» WORK INSTRUCTIONS: Make an exact copy of all the material below, apart from the pictures.

» THE RECORDS:

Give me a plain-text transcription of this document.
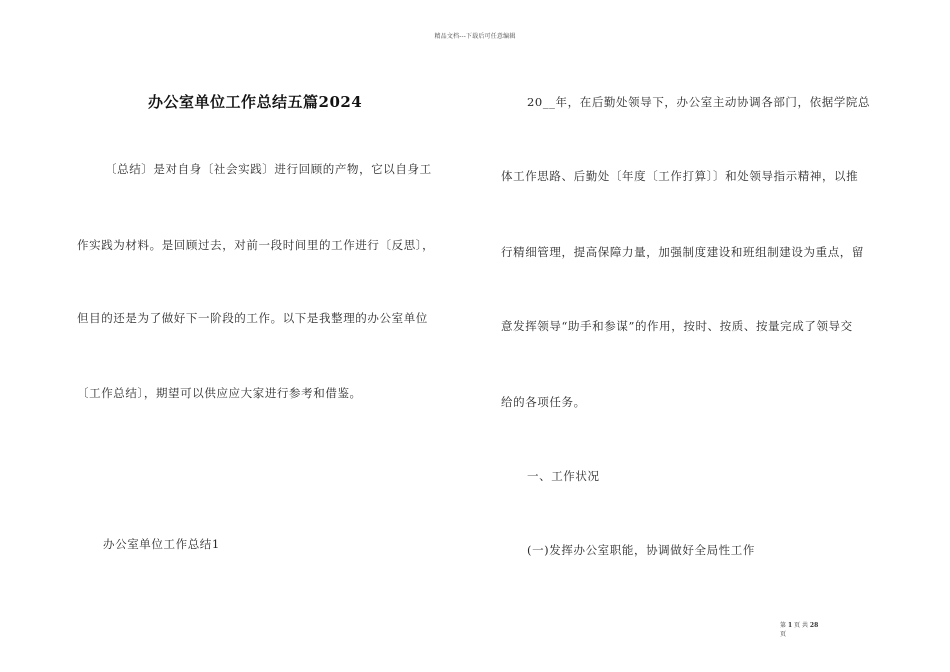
精品文档---下载后可任意编辑
办公室单位工作总结五篇2024
〔总结〕是对自身〔社会实践〕进行回顾的产物，它以自身工
作实践为材料。是回顾过去，对前一段时间里的工作进行〔反思〕，
但目的还是为了做好下一阶段的工作。以下是我整理的办公室单位
〔工作总结〕，期望可以供应应大家进行参考和借鉴。
办公室单位工作总结1
20__年，在后勤处领导下，办公室主动协调各部门，依据学院总
体工作思路、后勤处〔年度〔工作打算〕〕和处领导指示精神，以推
行精细管理，提高保障力量，加强制度建设和班组制建设为重点，留
意发挥领导“助手和参谋”的作用，按时、按质、按量完成了领导交
给的各项任务。
一、工作状况
(一)发挥办公室职能，协调做好全局性工作
第 1 页 共 28
页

» THE RESULT:
Give me a plain-text transcription of this document.
精品文档---下载后可任意编辑
办公室单位工作总结五篇2024
〔总结〕是对自身〔社会实践〕进行回顾的产物，它以自身工
作实践为材料。是回顾过去，对前一段时间里的工作进行〔反思〕，
但目的还是为了做好下一阶段的工作。以下是我整理的办公室单位
〔工作总结〕，期望可以供应应大家进行参考和借鉴。
办公室单位工作总结1
20__年，在后勤处领导下，办公室主动协调各部门，依据学院总
体工作思路、后勤处〔年度〔工作打算〕〕和处领导指示精神，以推
行精细管理，提高保障力量，加强制度建设和班组制建设为重点，留
意发挥领导“助手和参谋”的作用，按时、按质、按量完成了领导交
给的各项任务。
一、工作状况
(一)发挥办公室职能，协调做好全局性工作
第 1 页 共 28
页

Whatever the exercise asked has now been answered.